** START **

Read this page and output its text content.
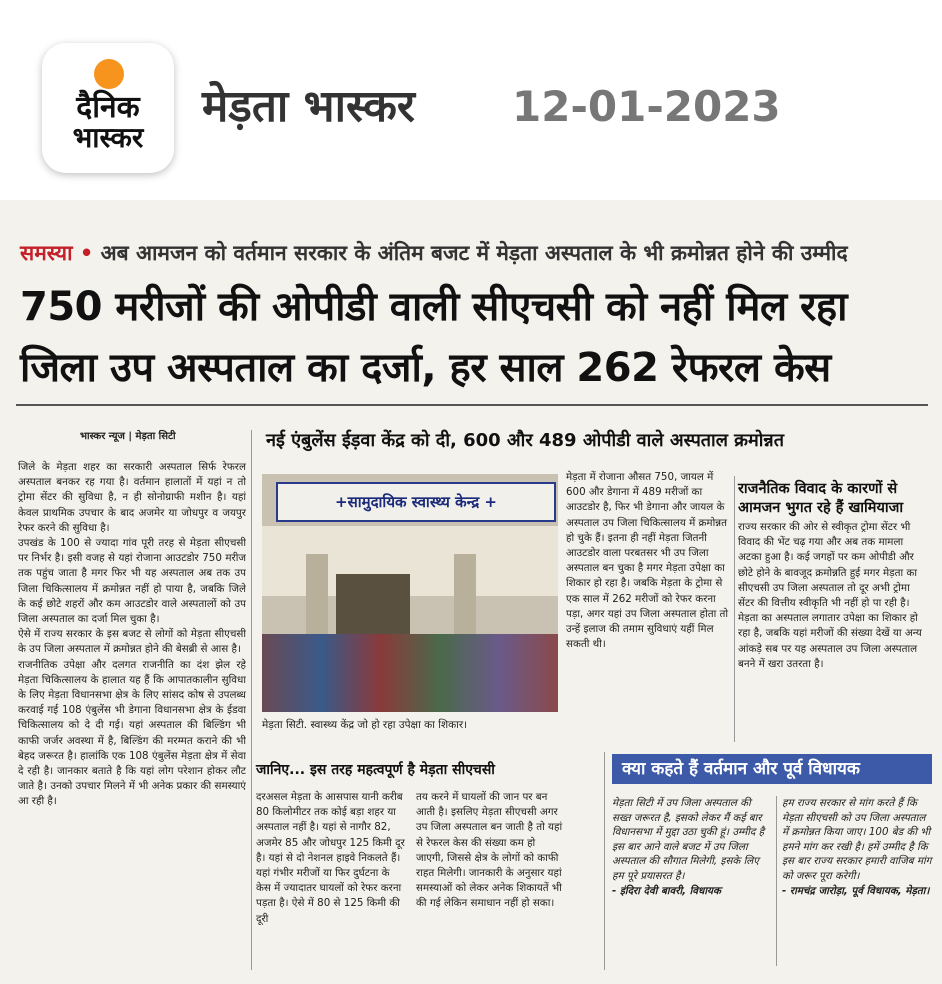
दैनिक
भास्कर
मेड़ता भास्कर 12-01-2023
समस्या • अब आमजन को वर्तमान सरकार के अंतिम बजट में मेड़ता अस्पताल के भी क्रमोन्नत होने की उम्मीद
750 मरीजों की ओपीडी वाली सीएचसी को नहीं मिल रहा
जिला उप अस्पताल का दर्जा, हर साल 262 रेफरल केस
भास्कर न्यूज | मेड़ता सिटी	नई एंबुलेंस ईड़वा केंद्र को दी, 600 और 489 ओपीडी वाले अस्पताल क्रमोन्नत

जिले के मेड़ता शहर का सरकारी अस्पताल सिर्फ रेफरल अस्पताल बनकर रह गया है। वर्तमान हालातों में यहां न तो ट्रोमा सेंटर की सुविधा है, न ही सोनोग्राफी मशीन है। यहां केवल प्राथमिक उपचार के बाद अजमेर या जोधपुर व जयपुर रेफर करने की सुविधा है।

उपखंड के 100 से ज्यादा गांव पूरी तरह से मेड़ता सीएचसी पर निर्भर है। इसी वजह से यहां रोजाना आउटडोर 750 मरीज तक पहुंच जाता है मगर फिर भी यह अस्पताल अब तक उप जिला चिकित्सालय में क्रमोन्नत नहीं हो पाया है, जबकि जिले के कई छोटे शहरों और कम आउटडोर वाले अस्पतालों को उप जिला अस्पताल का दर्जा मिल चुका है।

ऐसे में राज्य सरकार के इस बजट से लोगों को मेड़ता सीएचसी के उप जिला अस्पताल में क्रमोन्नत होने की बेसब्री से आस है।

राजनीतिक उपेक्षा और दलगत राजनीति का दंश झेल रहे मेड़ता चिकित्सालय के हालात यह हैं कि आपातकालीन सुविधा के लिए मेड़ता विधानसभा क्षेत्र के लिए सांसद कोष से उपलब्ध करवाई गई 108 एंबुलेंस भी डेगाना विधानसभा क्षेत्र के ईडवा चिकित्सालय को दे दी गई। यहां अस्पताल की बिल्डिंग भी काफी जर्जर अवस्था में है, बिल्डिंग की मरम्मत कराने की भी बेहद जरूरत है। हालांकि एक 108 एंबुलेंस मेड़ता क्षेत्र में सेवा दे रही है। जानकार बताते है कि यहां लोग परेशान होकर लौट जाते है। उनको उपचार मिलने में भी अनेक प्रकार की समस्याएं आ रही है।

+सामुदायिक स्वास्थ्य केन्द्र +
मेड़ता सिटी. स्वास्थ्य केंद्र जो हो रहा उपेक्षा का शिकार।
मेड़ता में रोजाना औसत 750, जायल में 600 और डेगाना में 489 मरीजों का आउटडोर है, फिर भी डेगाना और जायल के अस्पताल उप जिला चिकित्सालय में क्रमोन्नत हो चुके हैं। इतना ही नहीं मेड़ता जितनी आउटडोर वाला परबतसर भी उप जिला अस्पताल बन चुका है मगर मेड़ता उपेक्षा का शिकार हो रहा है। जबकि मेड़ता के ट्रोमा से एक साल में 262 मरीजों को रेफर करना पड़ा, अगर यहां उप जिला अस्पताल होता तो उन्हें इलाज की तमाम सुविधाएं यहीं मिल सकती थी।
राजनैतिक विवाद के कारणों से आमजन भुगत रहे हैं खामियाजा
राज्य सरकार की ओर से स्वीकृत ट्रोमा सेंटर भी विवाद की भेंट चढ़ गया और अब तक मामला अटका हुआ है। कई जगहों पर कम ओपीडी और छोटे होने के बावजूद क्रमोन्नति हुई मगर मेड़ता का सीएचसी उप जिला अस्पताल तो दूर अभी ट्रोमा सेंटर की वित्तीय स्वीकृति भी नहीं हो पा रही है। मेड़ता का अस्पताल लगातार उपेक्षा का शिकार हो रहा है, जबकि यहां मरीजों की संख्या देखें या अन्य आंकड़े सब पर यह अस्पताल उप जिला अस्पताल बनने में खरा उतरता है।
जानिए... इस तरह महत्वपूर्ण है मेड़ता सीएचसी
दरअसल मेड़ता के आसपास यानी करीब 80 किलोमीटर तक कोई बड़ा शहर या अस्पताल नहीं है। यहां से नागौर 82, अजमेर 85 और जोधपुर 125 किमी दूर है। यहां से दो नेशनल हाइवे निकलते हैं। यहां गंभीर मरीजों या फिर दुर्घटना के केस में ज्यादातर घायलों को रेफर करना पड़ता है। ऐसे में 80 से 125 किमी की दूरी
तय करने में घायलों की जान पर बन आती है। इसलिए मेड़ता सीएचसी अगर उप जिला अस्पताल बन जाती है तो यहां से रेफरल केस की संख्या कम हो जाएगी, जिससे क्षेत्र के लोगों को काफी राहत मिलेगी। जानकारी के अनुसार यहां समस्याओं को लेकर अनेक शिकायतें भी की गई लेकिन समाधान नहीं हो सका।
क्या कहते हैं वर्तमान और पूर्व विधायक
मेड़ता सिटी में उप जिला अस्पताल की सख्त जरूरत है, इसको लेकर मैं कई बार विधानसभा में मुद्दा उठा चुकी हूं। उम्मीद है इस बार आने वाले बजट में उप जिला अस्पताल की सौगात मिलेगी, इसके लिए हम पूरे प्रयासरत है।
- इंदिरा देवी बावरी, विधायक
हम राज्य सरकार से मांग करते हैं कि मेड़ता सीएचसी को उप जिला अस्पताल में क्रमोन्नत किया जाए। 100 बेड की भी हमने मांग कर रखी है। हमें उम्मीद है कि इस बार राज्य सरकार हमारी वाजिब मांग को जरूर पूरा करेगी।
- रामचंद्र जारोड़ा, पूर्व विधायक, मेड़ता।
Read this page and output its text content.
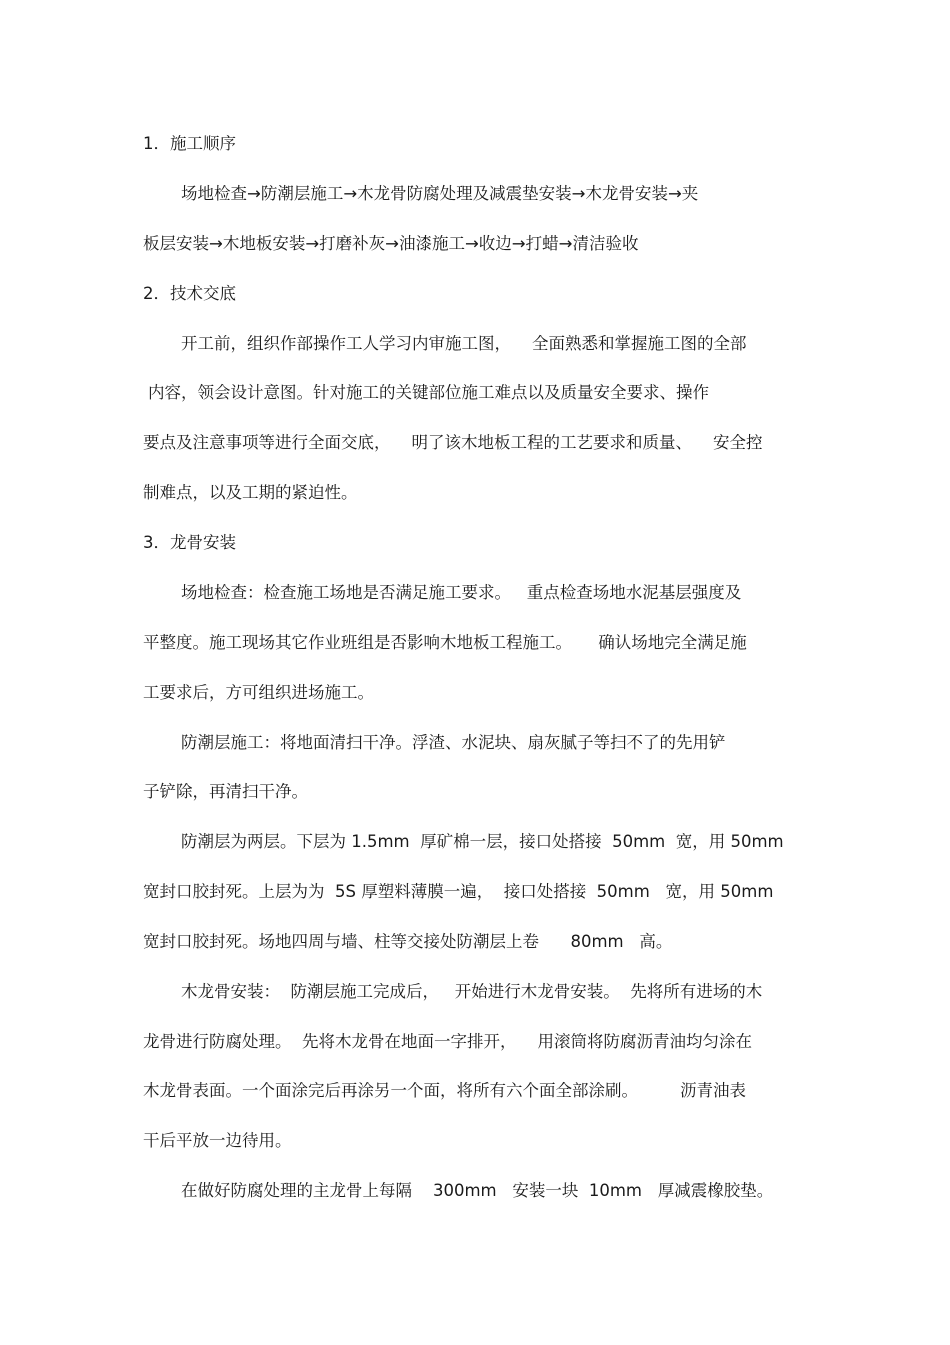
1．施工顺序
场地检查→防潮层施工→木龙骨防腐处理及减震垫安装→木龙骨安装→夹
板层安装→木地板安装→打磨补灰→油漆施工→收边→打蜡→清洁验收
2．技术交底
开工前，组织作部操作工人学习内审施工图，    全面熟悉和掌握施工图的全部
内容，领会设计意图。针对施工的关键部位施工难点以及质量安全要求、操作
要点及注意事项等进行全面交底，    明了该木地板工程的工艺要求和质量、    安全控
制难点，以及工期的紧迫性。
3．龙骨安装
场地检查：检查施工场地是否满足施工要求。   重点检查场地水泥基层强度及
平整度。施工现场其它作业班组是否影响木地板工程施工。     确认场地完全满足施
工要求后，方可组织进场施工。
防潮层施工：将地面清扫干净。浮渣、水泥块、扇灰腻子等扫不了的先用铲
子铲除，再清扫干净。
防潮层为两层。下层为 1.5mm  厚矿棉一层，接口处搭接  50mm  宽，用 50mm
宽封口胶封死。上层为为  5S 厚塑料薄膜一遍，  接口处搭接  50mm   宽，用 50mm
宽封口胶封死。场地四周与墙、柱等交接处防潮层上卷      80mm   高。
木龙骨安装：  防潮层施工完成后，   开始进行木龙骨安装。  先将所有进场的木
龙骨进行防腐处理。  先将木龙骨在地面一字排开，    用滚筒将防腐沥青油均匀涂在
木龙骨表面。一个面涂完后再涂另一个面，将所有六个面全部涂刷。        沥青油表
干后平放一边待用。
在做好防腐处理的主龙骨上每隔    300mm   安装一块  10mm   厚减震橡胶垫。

** END **

Print out every entry above without changing a word, and leave out the pictures.

Read this page and output its text content.
दैनिक
भास्कर
मेड़ता भास्कर 12-01-2023
समस्या • अब आमजन को वर्तमान सरकार के अंतिम बजट में मेड़ता अस्पताल के भी क्रमोन्नत होने की उम्मीद
750 मरीजों की ओपीडी वाली सीएचसी को नहीं मिल रहा
जिला उप अस्पताल का दर्जा, हर साल 262 रेफरल केस
भास्कर न्यूज | मेड़ता सिटी	नई एंबुलेंस ईड़वा केंद्र को दी, 600 और 489 ओपीडी वाले अस्पताल क्रमोन्नत

जिले के मेड़ता शहर का सरकारी अस्पताल सिर्फ रेफरल अस्पताल बनकर रह गया है। वर्तमान हालातों में यहां न तो ट्रोमा सेंटर की सुविधा है, न ही सोनोग्राफी मशीन है। यहां केवल प्राथमिक उपचार के बाद अजमेर या जोधपुर व जयपुर रेफर करने की सुविधा है।

उपखंड के 100 से ज्यादा गांव पूरी तरह से मेड़ता सीएचसी पर निर्भर है। इसी वजह से यहां रोजाना आउटडोर 750 मरीज तक पहुंच जाता है मगर फिर भी यह अस्पताल अब तक उप जिला चिकित्सालय में क्रमोन्नत नहीं हो पाया है, जबकि जिले के कई छोटे शहरों और कम आउटडोर वाले अस्पतालों को उप जिला अस्पताल का दर्जा मिल चुका है।

ऐसे में राज्य सरकार के इस बजट से लोगों को मेड़ता सीएचसी के उप जिला अस्पताल में क्रमोन्नत होने की बेसब्री से आस है।

राजनीतिक उपेक्षा और दलगत राजनीति का दंश झेल रहे मेड़ता चिकित्सालय के हालात यह हैं कि आपातकालीन सुविधा के लिए मेड़ता विधानसभा क्षेत्र के लिए सांसद कोष से उपलब्ध करवाई गई 108 एंबुलेंस भी डेगाना विधानसभा क्षेत्र के ईडवा चिकित्सालय को दे दी गई। यहां अस्पताल की बिल्डिंग भी काफी जर्जर अवस्था में है, बिल्डिंग की मरम्मत कराने की भी बेहद जरूरत है। हालांकि एक 108 एंबुलेंस मेड़ता क्षेत्र में सेवा दे रही है। जानकार बताते है कि यहां लोग परेशान होकर लौट जाते है। उनको उपचार मिलने में भी अनेक प्रकार की समस्याएं आ रही है।

+सामुदायिक स्वास्थ्य केन्द्र +
मेड़ता सिटी. स्वास्थ्य केंद्र जो हो रहा उपेक्षा का शिकार।
मेड़ता में रोजाना औसत 750, जायल में 600 और डेगाना में 489 मरीजों का आउटडोर है, फिर भी डेगाना और जायल के अस्पताल उप जिला चिकित्सालय में क्रमोन्नत हो चुके हैं। इतना ही नहीं मेड़ता जितनी आउटडोर वाला परबतसर भी उप जिला अस्पताल बन चुका है मगर मेड़ता उपेक्षा का शिकार हो रहा है। जबकि मेड़ता के ट्रोमा से एक साल में 262 मरीजों को रेफर करना पड़ा, अगर यहां उप जिला अस्पताल होता तो उन्हें इलाज की तमाम सुविधाएं यहीं मिल सकती थी।
राजनैतिक विवाद के कारणों से आमजन भुगत रहे हैं खामियाजा
राज्य सरकार की ओर से स्वीकृत ट्रोमा सेंटर भी विवाद की भेंट चढ़ गया और अब तक मामला अटका हुआ है। कई जगहों पर कम ओपीडी और छोटे होने के बावजूद क्रमोन्नति हुई मगर मेड़ता का सीएचसी उप जिला अस्पताल तो दूर अभी ट्रोमा सेंटर की वित्तीय स्वीकृति भी नहीं हो पा रही है। मेड़ता का अस्पताल लगातार उपेक्षा का शिकार हो रहा है, जबकि यहां मरीजों की संख्या देखें या अन्य आंकड़े सब पर यह अस्पताल उप जिला अस्पताल बनने में खरा उतरता है।
जानिए... इस तरह महत्वपूर्ण है मेड़ता सीएचसी
दरअसल मेड़ता के आसपास यानी करीब 80 किलोमीटर तक कोई बड़ा शहर या अस्पताल नहीं है। यहां से नागौर 82, अजमेर 85 और जोधपुर 125 किमी दूर है। यहां से दो नेशनल हाइवे निकलते हैं। यहां गंभीर मरीजों या फिर दुर्घटना के केस में ज्यादातर घायलों को रेफर करना पड़ता है। ऐसे में 80 से 125 किमी की दूरी
तय करने में घायलों की जान पर बन आती है। इसलिए मेड़ता सीएचसी अगर उप जिला अस्पताल बन जाती है तो यहां से रेफरल केस की संख्या कम हो जाएगी, जिससे क्षेत्र के लोगों को काफी राहत मिलेगी। जानकारी के अनुसार यहां समस्याओं को लेकर अनेक शिकायतें भी की गई लेकिन समाधान नहीं हो सका।
क्या कहते हैं वर्तमान और पूर्व विधायक
मेड़ता सिटी में उप जिला अस्पताल की सख्त जरूरत है, इसको लेकर मैं कई बार विधानसभा में मुद्दा उठा चुकी हूं। उम्मीद है इस बार आने वाले बजट में उप जिला अस्पताल की सौगात मिलेगी, इसके लिए हम पूरे प्रयासरत है।
- इंदिरा देवी बावरी, विधायक
हम राज्य सरकार से मांग करते हैं कि मेड़ता सीएचसी को उप जिला अस्पताल में क्रमोन्नत किया जाए। 100 बेड की भी हमने मांग कर रखी है। हमें उम्मीद है कि इस बार राज्य सरकार हमारी वाजिब मांग को जरूर पूरा करेगी।
- रामचंद्र जारोड़ा, पूर्व विधायक, मेड़ता।
Read this page and output its text content.
1．施工顺序
场地检查→防潮层施工→木龙骨防腐处理及减震垫安装→木龙骨安装→夹
板层安装→木地板安装→打磨补灰→油漆施工→收边→打蜡→清洁验收
2．技术交底
开工前，组织作部操作工人学习内审施工图，    全面熟悉和掌握施工图的全部
内容，领会设计意图。针对施工的关键部位施工难点以及质量安全要求、操作
要点及注意事项等进行全面交底，    明了该木地板工程的工艺要求和质量、    安全控
制难点，以及工期的紧迫性。
3．龙骨安装
场地检查：检查施工场地是否满足施工要求。   重点检查场地水泥基层强度及
平整度。施工现场其它作业班组是否影响木地板工程施工。     确认场地完全满足施
工要求后，方可组织进场施工。
防潮层施工：将地面清扫干净。浮渣、水泥块、扇灰腻子等扫不了的先用铲
子铲除，再清扫干净。
防潮层为两层。下层为 1.5mm  厚矿棉一层，接口处搭接  50mm  宽，用 50mm
宽封口胶封死。上层为为  5S 厚塑料薄膜一遍，  接口处搭接  50mm   宽，用 50mm
宽封口胶封死。场地四周与墙、柱等交接处防潮层上卷      80mm   高。
木龙骨安装：  防潮层施工完成后，   开始进行木龙骨安装。  先将所有进场的木
龙骨进行防腐处理。  先将木龙骨在地面一字排开，    用滚筒将防腐沥青油均匀涂在
木龙骨表面。一个面涂完后再涂另一个面，将所有六个面全部涂刷。        沥青油表
干后平放一边待用。
在做好防腐处理的主龙骨上每隔    300mm   安装一块  10mm   厚减震橡胶垫。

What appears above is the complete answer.